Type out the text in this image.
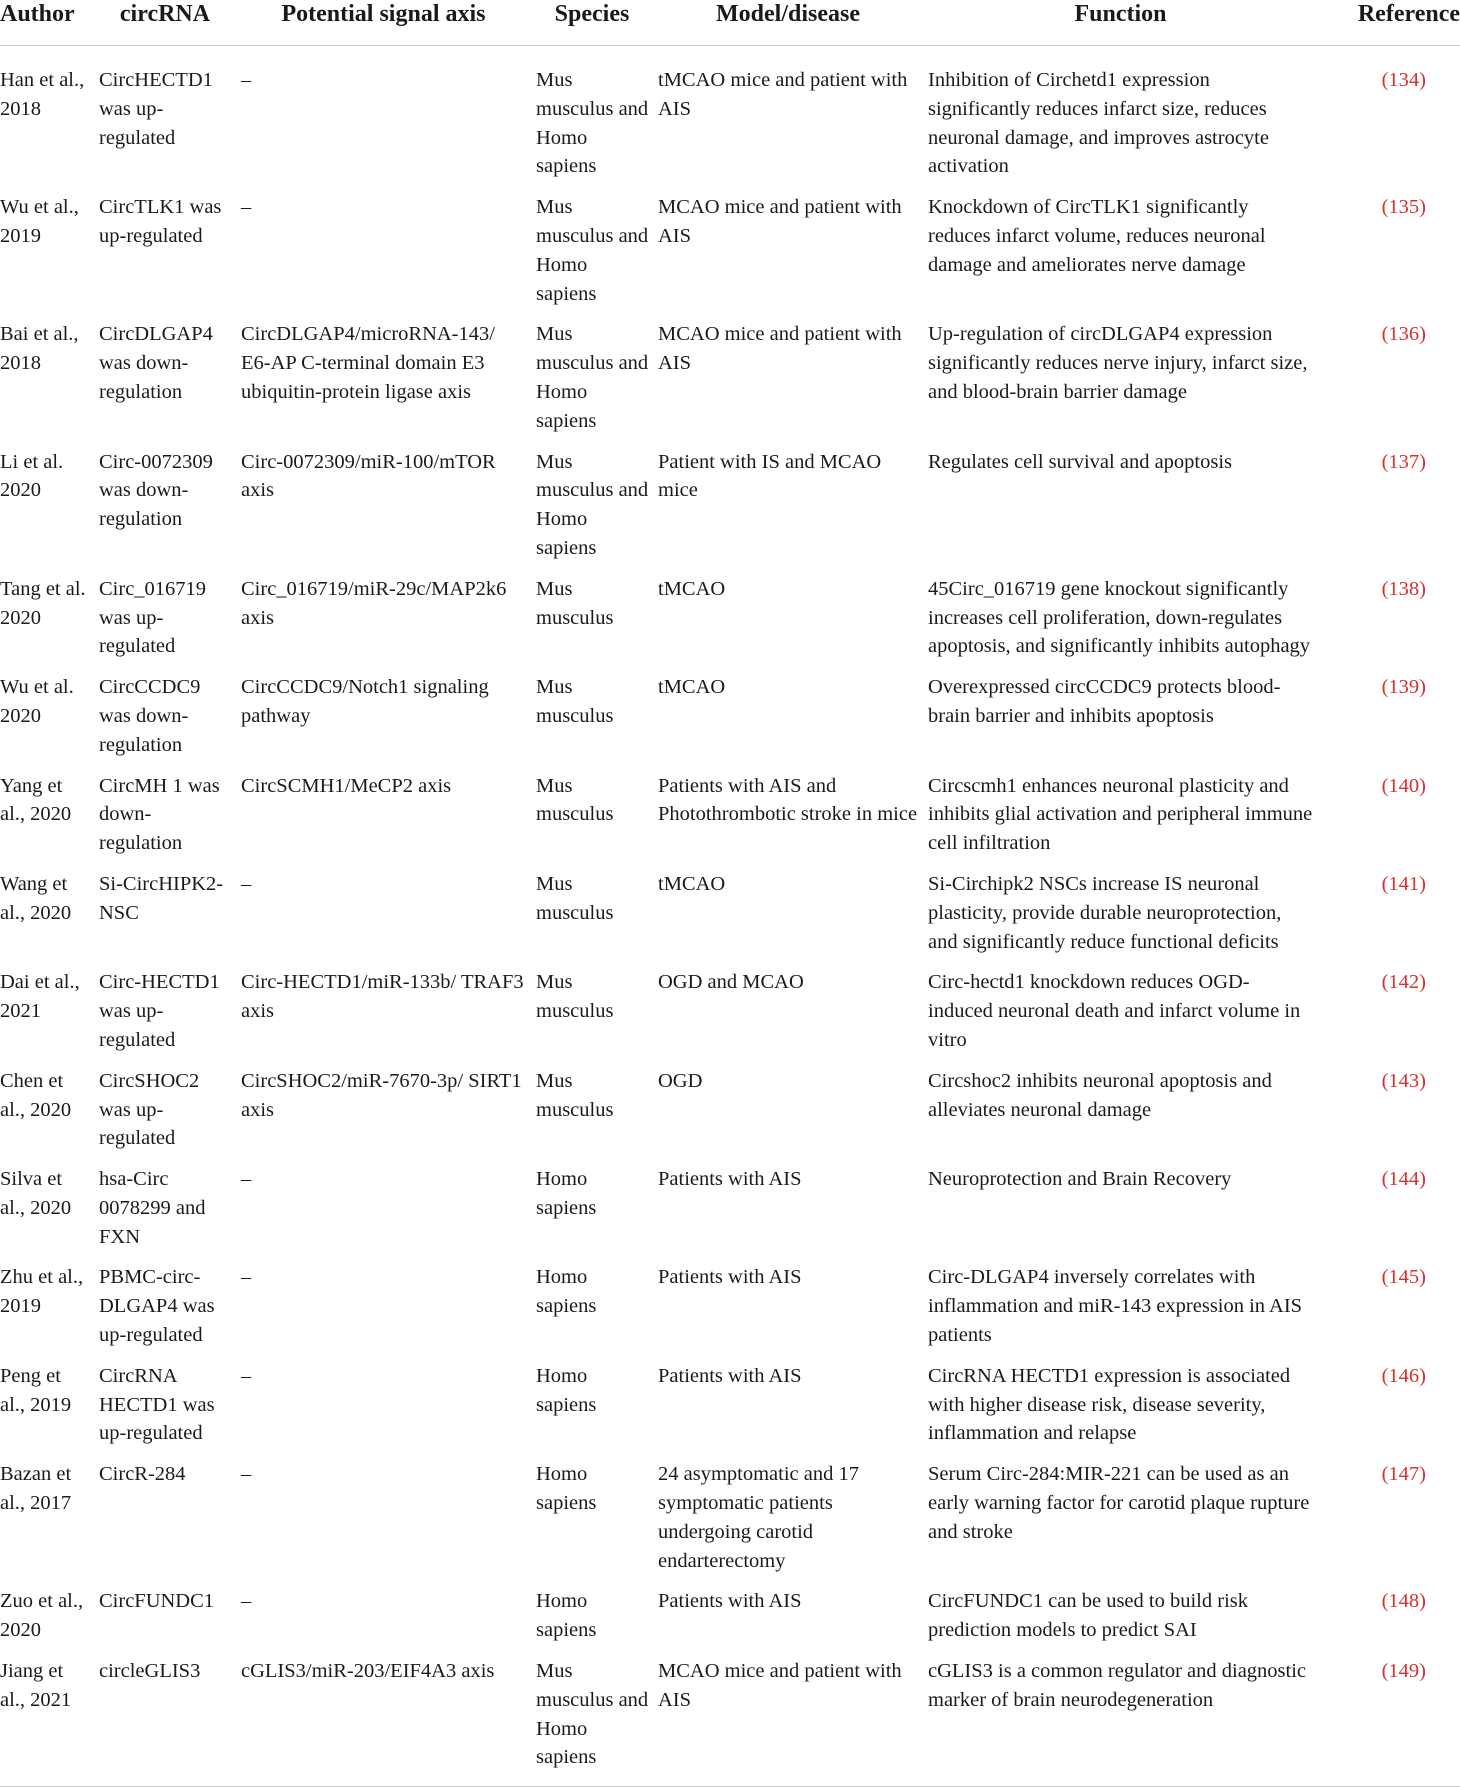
Author	circRNA	Potential signal axis	Species	Model/disease	Function	Reference
Han et al., 2018	CircHECTD1 was up-regulated	–	Mus musculus and Homo sapiens	tMCAO mice and patient with AIS	Inhibition of Circhetd1 expression significantly reduces infarct size, reduces neuronal damage, and improves astrocyte activation	(134)
Wu et al., 2019	CircTLK1 was up-regulated	–	Mus musculus and Homo sapiens	MCAO mice and patient with AIS	Knockdown of CircTLK1 significantly reduces infarct volume, reduces neuronal damage and ameliorates nerve damage	(135)
Bai et al., 2018	CircDLGAP4 was down-regulation	CircDLGAP4/microRNA-143/ E6-AP C-terminal domain E3 ubiquitin-protein ligase axis	Mus musculus and Homo sapiens	MCAO mice and patient with AIS	Up-regulation of circDLGAP4 expression significantly reduces nerve injury, infarct size, and blood-brain barrier damage	(136)
Li et al. 2020	Circ-0072309 was down-regulation	Circ-0072309/miR-100/mTOR axis	Mus musculus and Homo sapiens	Patient with IS and MCAO mice	Regulates cell survival and apoptosis	(137)
Tang et al. 2020	Circ_016719 was up-regulated	Circ_016719/miR-29c/MAP2k6 axis	Mus musculus	tMCAO	45Circ_016719 gene knockout significantly increases cell proliferation, down-regulates apoptosis, and significantly inhibits autophagy	(138)
Wu et al. 2020	CircCCDC9 was down-regulation	CircCCDC9/Notch1 signaling pathway	Mus musculus	tMCAO	Overexpressed circCCDC9 protects blood-brain barrier and inhibits apoptosis	(139)
Yang et al., 2020	CircMH 1 was down-regulation	CircSCMH1/MeCP2 axis	Mus musculus	Patients with AIS and Photothrombotic stroke in mice	Circscmh1 enhances neuronal plasticity and inhibits glial activation and peripheral immune cell infiltration	(140)
Wang et al., 2020	Si-CircHIPK2-NSC	–	Mus musculus	tMCAO	Si-Circhipk2 NSCs increase IS neuronal plasticity, provide durable neuroprotection, and significantly reduce functional deficits	(141)
Dai et al., 2021	Circ-HECTD1 was up-regulated	Circ-HECTD1/miR-133b/ TRAF3 axis	Mus musculus	OGD and MCAO	Circ-hectd1 knockdown reduces OGD-induced neuronal death and infarct volume in vitro	(142)
Chen et al., 2020	CircSHOC2 was up-regulated	CircSHOC2/miR-7670-3p/ SIRT1 axis	Mus musculus	OGD	Circshoc2 inhibits neuronal apoptosis and alleviates neuronal damage	(143)
Silva et al., 2020	hsa-Circ 0078299 and FXN	–	Homo sapiens	Patients with AIS	Neuroprotection and Brain Recovery	(144)
Zhu et al., 2019	PBMC-circ-DLGAP4 was up-regulated	–	Homo sapiens	Patients with AIS	Circ-DLGAP4 inversely correlates with inflammation and miR-143 expression in AIS patients	(145)
Peng et al., 2019	CircRNA HECTD1 was up-regulated	–	Homo sapiens	Patients with AIS	CircRNA HECTD1 expression is associated with higher disease risk, disease severity, inflammation and relapse	(146)
Bazan et al., 2017	CircR-284	–	Homo sapiens	24 asymptomatic and 17 symptomatic patients undergoing carotid endarterectomy	Serum Circ-284:MIR-221 can be used as an early warning factor for carotid plaque rupture and stroke	(147)
Zuo et al., 2020	CircFUNDC1	–	Homo sapiens	Patients with AIS	CircFUNDC1 can be used to build risk prediction models to predict SAI	(148)
Jiang et al., 2021	circleGLIS3	cGLIS3/miR-203/EIF4A3 axis	Mus musculus and Homo sapiens	MCAO mice and patient with AIS	cGLIS3 is a common regulator and diagnostic marker of brain neurodegeneration	(149)
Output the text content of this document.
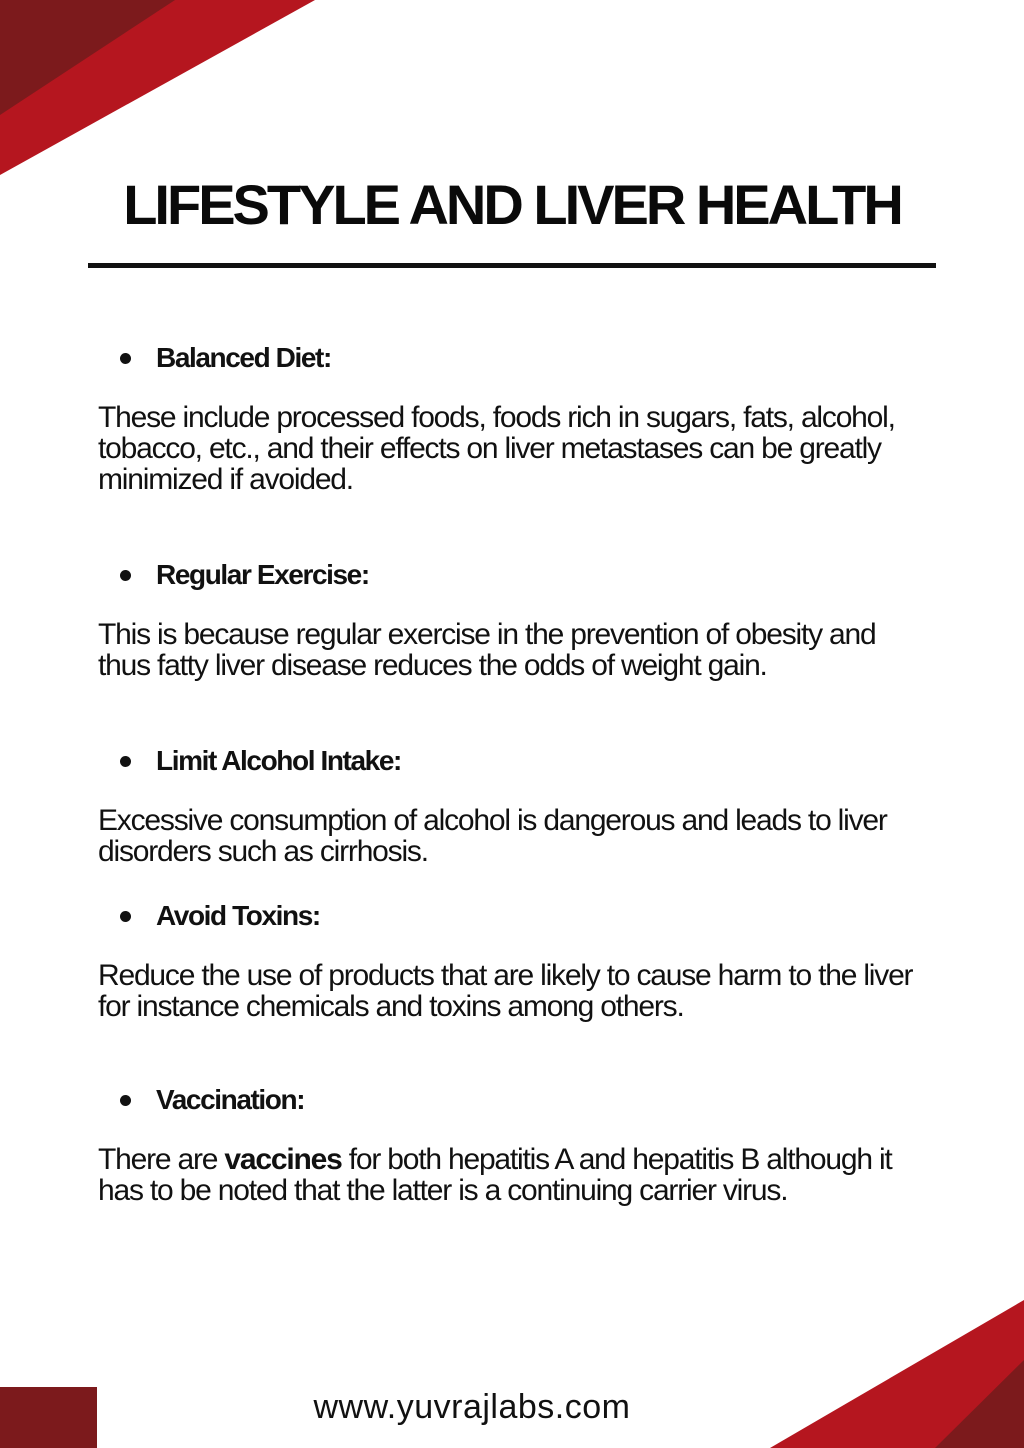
LIFESTYLE AND LIVER HEALTH
Balanced Diet:

These include processed foods, foods rich in sugars, fats, alcohol, tobacco, etc., and their effects on liver metastases can be greatly minimized if avoided.

Regular Exercise:

This is because regular exercise in the prevention of obesity and thus fatty liver disease reduces the odds of weight gain.

Limit Alcohol Intake:

Excessive consumption of alcohol is dangerous and leads to liver disorders such as cirrhosis.

Avoid Toxins:

Reduce the use of products that are likely to cause harm to the liver for instance chemicals and toxins among others.

Vaccination:

There are vaccines for both hepatitis A and hepatitis B although it has to be noted that the latter is a continuing carrier virus.

www.yuvrajlabs.com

● **Aim of the exercise**
Report all lines in the records that include the string "barrier".

● **Solution for this exercise**
Bai et al., 2018	CircDLGAP4 was down-regulation	CircDLGAP4/microRNA-143/ E6-AP C-terminal domain E3 ubiquitin-protein ligase axis	Mus musculus and Homo sapiens	MCAO mice and patient with AIS	Up-regulation of circDLGAP4 expression significantly reduces nerve injury, infarct size, and blood-brain barrier damage	(136)
Wu et al. 2020	CircCCDC9 was down-regulation	CircCCDC9/Notch1 signaling pathway	Mus musculus	tMCAO	Overexpressed circCCDC9 protects blood-brain barrier and inhibits apoptosis	(139)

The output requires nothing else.